Records from a dataset:

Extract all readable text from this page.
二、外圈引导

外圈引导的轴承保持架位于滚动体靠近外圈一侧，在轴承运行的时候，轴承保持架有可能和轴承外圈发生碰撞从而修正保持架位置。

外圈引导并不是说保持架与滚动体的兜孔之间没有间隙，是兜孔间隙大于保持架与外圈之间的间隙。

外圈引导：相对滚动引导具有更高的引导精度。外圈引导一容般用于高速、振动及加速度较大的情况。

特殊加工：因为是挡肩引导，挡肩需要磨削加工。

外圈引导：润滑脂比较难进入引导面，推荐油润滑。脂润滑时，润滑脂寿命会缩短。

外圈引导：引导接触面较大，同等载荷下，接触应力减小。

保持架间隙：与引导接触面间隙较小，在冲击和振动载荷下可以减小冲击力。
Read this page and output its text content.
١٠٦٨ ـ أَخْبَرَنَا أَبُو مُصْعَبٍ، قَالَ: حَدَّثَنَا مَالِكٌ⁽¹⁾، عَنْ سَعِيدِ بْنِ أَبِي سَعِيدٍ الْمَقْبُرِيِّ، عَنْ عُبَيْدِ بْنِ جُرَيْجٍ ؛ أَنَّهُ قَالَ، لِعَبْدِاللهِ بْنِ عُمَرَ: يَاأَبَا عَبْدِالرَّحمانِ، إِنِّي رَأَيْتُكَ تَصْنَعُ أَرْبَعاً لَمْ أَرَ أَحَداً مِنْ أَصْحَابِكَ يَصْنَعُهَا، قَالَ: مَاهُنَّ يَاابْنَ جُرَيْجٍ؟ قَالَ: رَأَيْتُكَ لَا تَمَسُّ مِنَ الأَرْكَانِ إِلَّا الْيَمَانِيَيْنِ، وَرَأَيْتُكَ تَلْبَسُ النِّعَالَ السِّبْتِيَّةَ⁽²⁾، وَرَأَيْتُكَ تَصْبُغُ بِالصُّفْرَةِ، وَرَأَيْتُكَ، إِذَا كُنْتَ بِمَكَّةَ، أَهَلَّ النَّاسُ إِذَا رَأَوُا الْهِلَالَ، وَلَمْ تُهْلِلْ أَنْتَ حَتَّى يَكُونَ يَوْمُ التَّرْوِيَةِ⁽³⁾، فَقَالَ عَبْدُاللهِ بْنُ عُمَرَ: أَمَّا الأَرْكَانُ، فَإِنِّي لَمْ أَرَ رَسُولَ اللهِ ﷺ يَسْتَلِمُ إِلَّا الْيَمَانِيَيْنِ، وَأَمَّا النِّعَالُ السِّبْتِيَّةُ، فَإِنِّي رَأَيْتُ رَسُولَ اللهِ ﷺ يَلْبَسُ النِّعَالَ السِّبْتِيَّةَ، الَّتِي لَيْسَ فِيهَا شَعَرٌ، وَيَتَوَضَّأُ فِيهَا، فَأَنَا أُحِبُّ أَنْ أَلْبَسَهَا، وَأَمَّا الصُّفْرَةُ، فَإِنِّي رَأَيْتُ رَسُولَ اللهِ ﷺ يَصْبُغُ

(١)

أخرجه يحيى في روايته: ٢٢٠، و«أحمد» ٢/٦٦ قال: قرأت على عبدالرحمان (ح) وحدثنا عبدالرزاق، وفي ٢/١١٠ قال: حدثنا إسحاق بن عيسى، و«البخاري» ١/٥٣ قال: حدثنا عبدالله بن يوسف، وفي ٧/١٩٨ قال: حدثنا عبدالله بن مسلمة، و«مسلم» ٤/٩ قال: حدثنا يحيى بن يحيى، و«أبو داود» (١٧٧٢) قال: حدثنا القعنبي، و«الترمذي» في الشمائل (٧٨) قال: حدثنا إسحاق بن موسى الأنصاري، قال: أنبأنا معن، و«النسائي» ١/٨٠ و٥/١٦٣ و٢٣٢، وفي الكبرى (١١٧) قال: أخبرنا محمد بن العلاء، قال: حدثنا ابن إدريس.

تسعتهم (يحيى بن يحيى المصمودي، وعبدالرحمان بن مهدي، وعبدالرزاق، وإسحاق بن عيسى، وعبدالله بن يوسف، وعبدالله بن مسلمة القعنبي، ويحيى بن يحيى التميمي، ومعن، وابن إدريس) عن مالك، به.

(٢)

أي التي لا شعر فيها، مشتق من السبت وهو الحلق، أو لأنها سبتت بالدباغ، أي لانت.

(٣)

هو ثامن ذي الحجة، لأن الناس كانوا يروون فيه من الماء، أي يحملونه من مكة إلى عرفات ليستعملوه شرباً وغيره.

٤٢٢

▸ What you should do: All of the entries must be quoted exactly; please include each one.

▸ Written solution:
Extract all readable text from this page.
二、外圈引导

外圈引导的轴承保持架位于滚动体靠近外圈一侧，在轴承运行的时候，轴承保持架有可能和轴承外圈发生碰撞从而修正保持架位置。

外圈引导并不是说保持架与滚动体的兜孔之间没有间隙，是兜孔间隙大于保持架与外圈之间的间隙。

外圈引导：相对滚动引导具有更高的引导精度。外圈引导一容般用于高速、振动及加速度较大的情况。

特殊加工：因为是挡肩引导，挡肩需要磨削加工。

外圈引导：润滑脂比较难进入引导面，推荐油润滑。脂润滑时，润滑脂寿命会缩短。

外圈引导：引导接触面较大，同等载荷下，接触应力减小。

保持架间隙：与引导接触面间隙较小，在冲击和振动载荷下可以减小冲击力。
Read this page and output its text content.
١٠٦٨ ـ أَخْبَرَنَا أَبُو مُصْعَبٍ، قَالَ: حَدَّثَنَا مَالِكٌ⁽¹⁾، عَنْ سَعِيدِ بْنِ أَبِي سَعِيدٍ الْمَقْبُرِيِّ، عَنْ عُبَيْدِ بْنِ جُرَيْجٍ ؛ أَنَّهُ قَالَ، لِعَبْدِاللهِ بْنِ عُمَرَ: يَاأَبَا عَبْدِالرَّحمانِ، إِنِّي رَأَيْتُكَ تَصْنَعُ أَرْبَعاً لَمْ أَرَ أَحَداً مِنْ أَصْحَابِكَ يَصْنَعُهَا، قَالَ: مَاهُنَّ يَاابْنَ جُرَيْجٍ؟ قَالَ: رَأَيْتُكَ لَا تَمَسُّ مِنَ الأَرْكَانِ إِلَّا الْيَمَانِيَيْنِ، وَرَأَيْتُكَ تَلْبَسُ النِّعَالَ السِّبْتِيَّةَ⁽²⁾، وَرَأَيْتُكَ تَصْبُغُ بِالصُّفْرَةِ، وَرَأَيْتُكَ، إِذَا كُنْتَ بِمَكَّةَ، أَهَلَّ النَّاسُ إِذَا رَأَوُا الْهِلَالَ، وَلَمْ تُهْلِلْ أَنْتَ حَتَّى يَكُونَ يَوْمُ التَّرْوِيَةِ⁽³⁾، فَقَالَ عَبْدُاللهِ بْنُ عُمَرَ: أَمَّا الأَرْكَانُ، فَإِنِّي لَمْ أَرَ رَسُولَ اللهِ ﷺ يَسْتَلِمُ إِلَّا الْيَمَانِيَيْنِ، وَأَمَّا النِّعَالُ السِّبْتِيَّةُ، فَإِنِّي رَأَيْتُ رَسُولَ اللهِ ﷺ يَلْبَسُ النِّعَالَ السِّبْتِيَّةَ، الَّتِي لَيْسَ فِيهَا شَعَرٌ، وَيَتَوَضَّأُ فِيهَا، فَأَنَا أُحِبُّ أَنْ أَلْبَسَهَا، وَأَمَّا الصُّفْرَةُ، فَإِنِّي رَأَيْتُ رَسُولَ اللهِ ﷺ يَصْبُغُ

(١)

أخرجه يحيى في روايته: ٢٢٠، و«أحمد» ٢/٦٦ قال: قرأت على عبدالرحمان (ح) وحدثنا عبدالرزاق، وفي ٢/١١٠ قال: حدثنا إسحاق بن عيسى، و«البخاري» ١/٥٣ قال: حدثنا عبدالله بن يوسف، وفي ٧/١٩٨ قال: حدثنا عبدالله بن مسلمة، و«مسلم» ٤/٩ قال: حدثنا يحيى بن يحيى، و«أبو داود» (١٧٧٢) قال: حدثنا القعنبي، و«الترمذي» في الشمائل (٧٨) قال: حدثنا إسحاق بن موسى الأنصاري، قال: أنبأنا معن، و«النسائي» ١/٨٠ و٥/١٦٣ و٢٣٢، وفي الكبرى (١١٧) قال: أخبرنا محمد بن العلاء، قال: حدثنا ابن إدريس.

تسعتهم (يحيى بن يحيى المصمودي، وعبدالرحمان بن مهدي، وعبدالرزاق، وإسحاق بن عيسى، وعبدالله بن يوسف، وعبدالله بن مسلمة القعنبي، ويحيى بن يحيى التميمي، ومعن، وابن إدريس) عن مالك، به.

(٢)

أي التي لا شعر فيها، مشتق من السبت وهو الحلق، أو لأنها سبتت بالدباغ، أي لانت.

(٣)

هو ثامن ذي الحجة، لأن الناس كانوا يروون فيه من الماء، أي يحملونه من مكة إلى عرفات ليستعملوه شرباً وغيره.

٤٢٢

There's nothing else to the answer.